Os folgados escrivões do sargento...

O nº 138, o atirador Wenilton...
Lembro-me de, junto do amigo Edenilson Aparecido Daniel, tão logo iniciamos o TG, nos tornamos escriturários do sargento Nivaldo Lapa, encarregados de redigir as atas, pois nossas letras foram consideradas muito bonitas por ele. Quanto ao Edenilson eu não sei, mas quanto à mim, por ser desenhista eu havia aprendido a fazer letras técnicas — as tais letras de forma —, e isto certamente chamou a atenção do Sargento. 

Aos sábados, enquanto a nossa turma ficava suando fazendo ordem unida sob um sol de rachar mamona, eu e o Edenilson estávamos lá dentro numa sala silenciosa redigindo as atas, tranquilos enquanto tomávamos café... Lembro-me até que eu
e ele éramos os encarregados de fazer o café para o sargento, e com uma inesquecível exigência dele, a de colocarmos um “aditivo” na garrafa... Nunca me esqueço de sua voz rígida dizendo: “Não esqueçam de colocar uma colher de Nescau na garrafa após a passada, hein!"...

Edenilson Daniel.
O Lapa, ao que eu saiba, foi o único militar deste mundo que gostava de tomar café com chocolate naquela época — fato surpreendente para nós, em se tratando de um militar, o que nos parecia um gosto meio, diríamos, pueril... Isto, sem desmerecê-lo, obviamente; e nós até aprovamos a ideia, pois era gostoso mesmo!...

○ ○ ○ ○ ○ ○ ○

## Enunciado
Poderia transcrever na íntegra, sem nenhuma alteração, o relato sobre os escrivões do sargento? As linhas abaixo não são necessárias.

## Amostra dos dados
○ ○ ○ ○ ○ ○ ○

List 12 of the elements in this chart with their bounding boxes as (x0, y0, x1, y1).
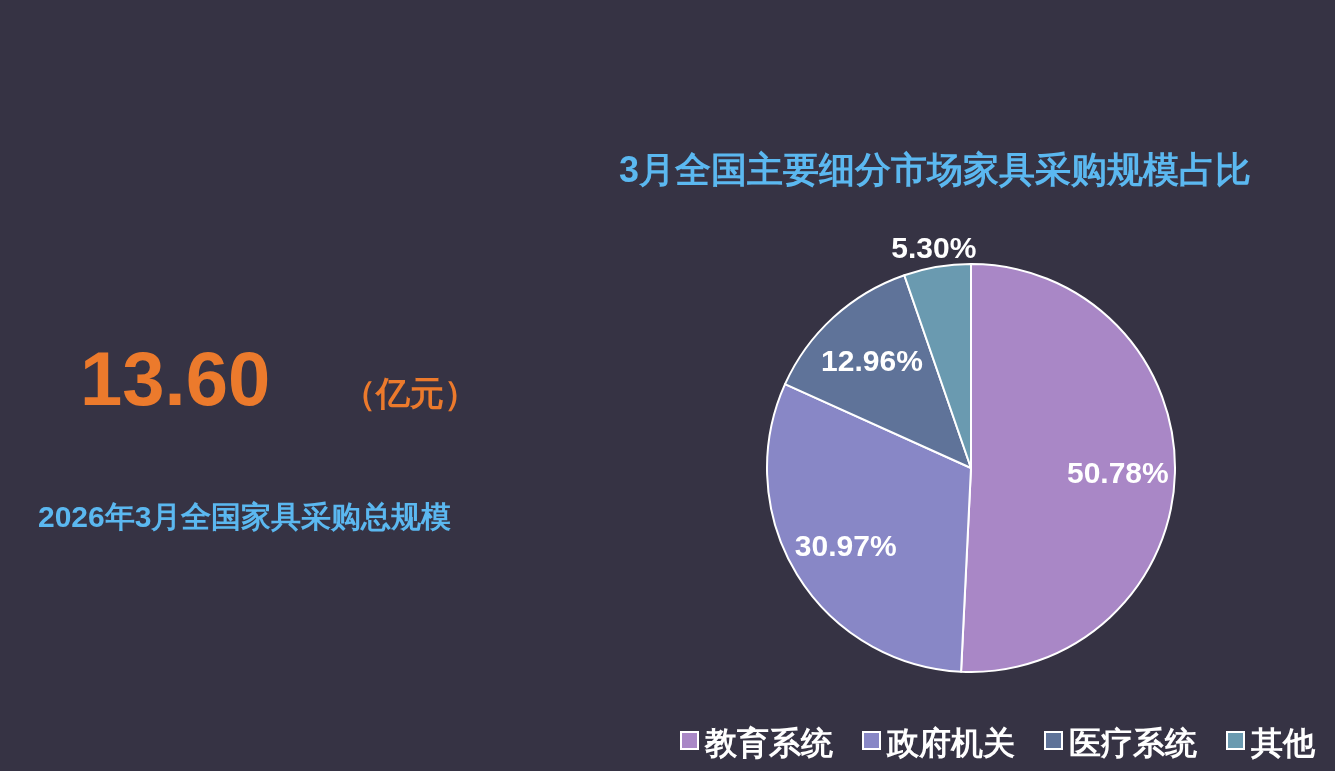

○ ○ ○ ○ ○ ○ ○

## Resposta
Os folgados escrivões do sargento...

O nº 138, o atirador Wenilton...
Lembro-me de, junto do amigo Edenilson Aparecido Daniel, tão logo iniciamos o TG, nos tornamos escriturários do sargento Nivaldo Lapa, encarregados de redigir as atas, pois nossas letras foram consideradas muito bonitas por ele. Quanto ao Edenilson eu não sei, mas quanto à mim, por ser desenhista eu havia aprendido a fazer letras técnicas — as tais letras de forma —, e isto certamente chamou a atenção do Sargento. 

Aos sábados, enquanto a nossa turma ficava suando fazendo ordem unida sob um sol de rachar mamona, eu e o Edenilson estávamos lá dentro numa sala silenciosa redigindo as atas, tranquilos enquanto tomávamos café... Lembro-me até que eu
e ele éramos os encarregados de fazer o café para o sargento, e com uma inesquecível exigência dele, a de colocarmos um “aditivo” na garrafa... Nunca me esqueço de sua voz rígida dizendo: “Não esqueçam de colocar uma colher de Nescau na garrafa após a passada, hein!"...

Edenilson Daniel.
O Lapa, ao que eu saiba, foi o único militar deste mundo que gostava de tomar café com chocolate naquela época — fato surpreendente para nós, em se tratando de um militar, o que nos parecia um gosto meio, diríamos, pueril... Isto, sem desmerecê-lo, obviamente; e nós até aprovamos a ideia, pois era gostoso mesmo!...